## [TASK INSTRUCTIONS]
Write out the whole listing again, exactly as given.

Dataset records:
☆ ☆ ☆ ☆ ☆

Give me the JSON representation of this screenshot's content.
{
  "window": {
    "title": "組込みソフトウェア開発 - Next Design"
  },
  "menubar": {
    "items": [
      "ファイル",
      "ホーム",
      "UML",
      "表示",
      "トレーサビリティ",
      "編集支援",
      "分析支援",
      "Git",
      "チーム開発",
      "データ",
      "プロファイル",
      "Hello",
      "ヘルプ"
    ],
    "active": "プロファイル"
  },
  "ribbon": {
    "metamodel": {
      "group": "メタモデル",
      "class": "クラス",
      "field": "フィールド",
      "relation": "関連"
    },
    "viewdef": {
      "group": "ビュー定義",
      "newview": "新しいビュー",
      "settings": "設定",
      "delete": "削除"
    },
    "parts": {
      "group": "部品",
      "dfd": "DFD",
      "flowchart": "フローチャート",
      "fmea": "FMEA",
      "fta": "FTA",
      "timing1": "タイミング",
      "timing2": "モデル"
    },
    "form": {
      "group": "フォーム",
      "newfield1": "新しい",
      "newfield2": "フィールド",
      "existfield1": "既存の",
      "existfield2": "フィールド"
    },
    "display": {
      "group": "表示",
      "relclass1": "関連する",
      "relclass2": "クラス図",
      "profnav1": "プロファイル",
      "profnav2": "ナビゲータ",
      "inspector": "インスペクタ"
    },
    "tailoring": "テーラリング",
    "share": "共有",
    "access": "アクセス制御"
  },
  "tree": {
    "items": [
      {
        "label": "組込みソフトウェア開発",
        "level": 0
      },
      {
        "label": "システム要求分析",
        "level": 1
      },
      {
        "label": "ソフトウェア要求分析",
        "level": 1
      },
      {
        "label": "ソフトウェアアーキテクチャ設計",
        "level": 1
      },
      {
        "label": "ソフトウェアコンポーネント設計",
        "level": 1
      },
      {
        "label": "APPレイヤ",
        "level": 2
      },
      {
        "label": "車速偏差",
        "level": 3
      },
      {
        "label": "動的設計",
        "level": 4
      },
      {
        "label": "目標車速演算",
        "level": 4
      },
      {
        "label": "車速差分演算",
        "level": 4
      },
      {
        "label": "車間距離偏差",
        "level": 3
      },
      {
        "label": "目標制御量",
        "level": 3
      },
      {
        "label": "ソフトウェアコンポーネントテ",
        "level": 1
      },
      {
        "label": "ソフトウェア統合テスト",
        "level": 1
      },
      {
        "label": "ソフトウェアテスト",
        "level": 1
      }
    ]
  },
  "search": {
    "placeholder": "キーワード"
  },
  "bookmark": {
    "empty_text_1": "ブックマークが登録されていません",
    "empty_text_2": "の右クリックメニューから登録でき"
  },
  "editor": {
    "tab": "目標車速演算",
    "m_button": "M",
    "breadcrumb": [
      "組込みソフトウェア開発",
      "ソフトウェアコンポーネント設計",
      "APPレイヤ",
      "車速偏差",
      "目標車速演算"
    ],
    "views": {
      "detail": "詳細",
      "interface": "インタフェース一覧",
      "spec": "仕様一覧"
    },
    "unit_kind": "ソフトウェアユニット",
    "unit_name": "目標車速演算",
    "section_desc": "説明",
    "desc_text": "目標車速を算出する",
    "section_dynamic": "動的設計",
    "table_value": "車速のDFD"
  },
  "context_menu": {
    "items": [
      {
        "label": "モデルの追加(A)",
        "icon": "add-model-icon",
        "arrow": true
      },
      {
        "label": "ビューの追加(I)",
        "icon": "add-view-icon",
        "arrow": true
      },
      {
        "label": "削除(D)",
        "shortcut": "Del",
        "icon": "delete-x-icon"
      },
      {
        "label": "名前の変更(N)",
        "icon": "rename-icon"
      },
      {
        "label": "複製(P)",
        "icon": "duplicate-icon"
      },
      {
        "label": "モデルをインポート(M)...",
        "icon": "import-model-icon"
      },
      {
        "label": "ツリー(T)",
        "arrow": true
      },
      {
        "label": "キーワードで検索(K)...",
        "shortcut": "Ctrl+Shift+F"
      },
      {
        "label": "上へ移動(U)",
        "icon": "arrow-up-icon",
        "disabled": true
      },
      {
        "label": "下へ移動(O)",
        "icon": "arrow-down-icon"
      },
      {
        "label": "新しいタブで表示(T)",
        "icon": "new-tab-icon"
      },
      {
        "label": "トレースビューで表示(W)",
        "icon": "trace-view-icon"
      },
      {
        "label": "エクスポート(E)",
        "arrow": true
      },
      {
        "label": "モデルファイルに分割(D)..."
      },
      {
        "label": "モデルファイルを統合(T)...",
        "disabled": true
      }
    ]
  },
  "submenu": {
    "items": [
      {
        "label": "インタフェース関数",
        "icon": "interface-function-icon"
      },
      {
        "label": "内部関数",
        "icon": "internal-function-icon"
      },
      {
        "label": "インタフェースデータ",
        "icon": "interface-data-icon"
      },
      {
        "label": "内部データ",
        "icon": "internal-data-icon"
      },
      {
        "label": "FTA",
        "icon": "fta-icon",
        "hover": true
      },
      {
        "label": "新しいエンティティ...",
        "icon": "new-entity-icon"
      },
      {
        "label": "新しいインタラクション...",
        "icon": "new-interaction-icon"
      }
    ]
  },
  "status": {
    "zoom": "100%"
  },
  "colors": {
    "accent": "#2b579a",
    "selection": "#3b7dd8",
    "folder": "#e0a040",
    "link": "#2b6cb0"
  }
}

☆ ☆ ☆ ☆ ☆

## [FINAL RESULT]
Give me the JSON representation of this screenshot's content.
{
  "window": {
    "title": "組込みソフトウェア開発 - Next Design"
  },
  "menubar": {
    "items": [
      "ファイル",
      "ホーム",
      "UML",
      "表示",
      "トレーサビリティ",
      "編集支援",
      "分析支援",
      "Git",
      "チーム開発",
      "データ",
      "プロファイル",
      "Hello",
      "ヘルプ"
    ],
    "active": "プロファイル"
  },
  "ribbon": {
    "metamodel": {
      "group": "メタモデル",
      "class": "クラス",
      "field": "フィールド",
      "relation": "関連"
    },
    "viewdef": {
      "group": "ビュー定義",
      "newview": "新しいビュー",
      "settings": "設定",
      "delete": "削除"
    },
    "parts": {
      "group": "部品",
      "dfd": "DFD",
      "flowchart": "フローチャート",
      "fmea": "FMEA",
      "fta": "FTA",
      "timing1": "タイミング",
      "timing2": "モデル"
    },
    "form": {
      "group": "フォーム",
      "newfield1": "新しい",
      "newfield2": "フィールド",
      "existfield1": "既存の",
      "existfield2": "フィールド"
    },
    "display": {
      "group": "表示",
      "relclass1": "関連する",
      "relclass2": "クラス図",
      "profnav1": "プロファイル",
      "profnav2": "ナビゲータ",
      "inspector": "インスペクタ"
    },
    "tailoring": "テーラリング",
    "share": "共有",
    "access": "アクセス制御"
  },
  "tree": {
    "items": [
      {
        "label": "組込みソフトウェア開発",
        "level": 0
      },
      {
        "label": "システム要求分析",
        "level": 1
      },
      {
        "label": "ソフトウェア要求分析",
        "level": 1
      },
      {
        "label": "ソフトウェアアーキテクチャ設計",
        "level": 1
      },
      {
        "label": "ソフトウェアコンポーネント設計",
        "level": 1
      },
      {
        "label": "APPレイヤ",
        "level": 2
      },
      {
        "label": "車速偏差",
        "level": 3
      },
      {
        "label": "動的設計",
        "level": 4
      },
      {
        "label": "目標車速演算",
        "level": 4
      },
      {
        "label": "車速差分演算",
        "level": 4
      },
      {
        "label": "車間距離偏差",
        "level": 3
      },
      {
        "label": "目標制御量",
        "level": 3
      },
      {
        "label": "ソフトウェアコンポーネントテ",
        "level": 1
      },
      {
        "label": "ソフトウェア統合テスト",
        "level": 1
      },
      {
        "label": "ソフトウェアテスト",
        "level": 1
      }
    ]
  },
  "search": {
    "placeholder": "キーワード"
  },
  "bookmark": {
    "empty_text_1": "ブックマークが登録されていません",
    "empty_text_2": "の右クリックメニューから登録でき"
  },
  "editor": {
    "tab": "目標車速演算",
    "m_button": "M",
    "breadcrumb": [
      "組込みソフトウェア開発",
      "ソフトウェアコンポーネント設計",
      "APPレイヤ",
      "車速偏差",
      "目標車速演算"
    ],
    "views": {
      "detail": "詳細",
      "interface": "インタフェース一覧",
      "spec": "仕様一覧"
    },
    "unit_kind": "ソフトウェアユニット",
    "unit_name": "目標車速演算",
    "section_desc": "説明",
    "desc_text": "目標車速を算出する",
    "section_dynamic": "動的設計",
    "table_value": "車速のDFD"
  },
  "context_menu": {
    "items": [
      {
        "label": "モデルの追加(A)",
        "icon": "add-model-icon",
        "arrow": true
      },
      {
        "label": "ビューの追加(I)",
        "icon": "add-view-icon",
        "arrow": true
      },
      {
        "label": "削除(D)",
        "shortcut": "Del",
        "icon": "delete-x-icon"
      },
      {
        "label": "名前の変更(N)",
        "icon": "rename-icon"
      },
      {
        "label": "複製(P)",
        "icon": "duplicate-icon"
      },
      {
        "label": "モデルをインポート(M)...",
        "icon": "import-model-icon"
      },
      {
        "label": "ツリー(T)",
        "arrow": true
      },
      {
        "label": "キーワードで検索(K)...",
        "shortcut": "Ctrl+Shift+F"
      },
      {
        "label": "上へ移動(U)",
        "icon": "arrow-up-icon",
        "disabled": true
      },
      {
        "label": "下へ移動(O)",
        "icon": "arrow-down-icon"
      },
      {
        "label": "新しいタブで表示(T)",
        "icon": "new-tab-icon"
      },
      {
        "label": "トレースビューで表示(W)",
        "icon": "trace-view-icon"
      },
      {
        "label": "エクスポート(E)",
        "arrow": true
      },
      {
        "label": "モデルファイルに分割(D)..."
      },
      {
        "label": "モデルファイルを統合(T)...",
        "disabled": true
      }
    ]
  },
  "submenu": {
    "items": [
      {
        "label": "インタフェース関数",
        "icon": "interface-function-icon"
      },
      {
        "label": "内部関数",
        "icon": "internal-function-icon"
      },
      {
        "label": "インタフェースデータ",
        "icon": "interface-data-icon"
      },
      {
        "label": "内部データ",
        "icon": "internal-data-icon"
      },
      {
        "label": "FTA",
        "icon": "fta-icon",
        "hover": true
      },
      {
        "label": "新しいエンティティ...",
        "icon": "new-entity-icon"
      },
      {
        "label": "新しいインタラクション...",
        "icon": "new-interaction-icon"
      }
    ]
  },
  "status": {
    "zoom": "100%"
  },
  "colors": {
    "accent": "#2b579a",
    "selection": "#3b7dd8",
    "folder": "#e0a040",
    "link": "#2b6cb0"
  }
}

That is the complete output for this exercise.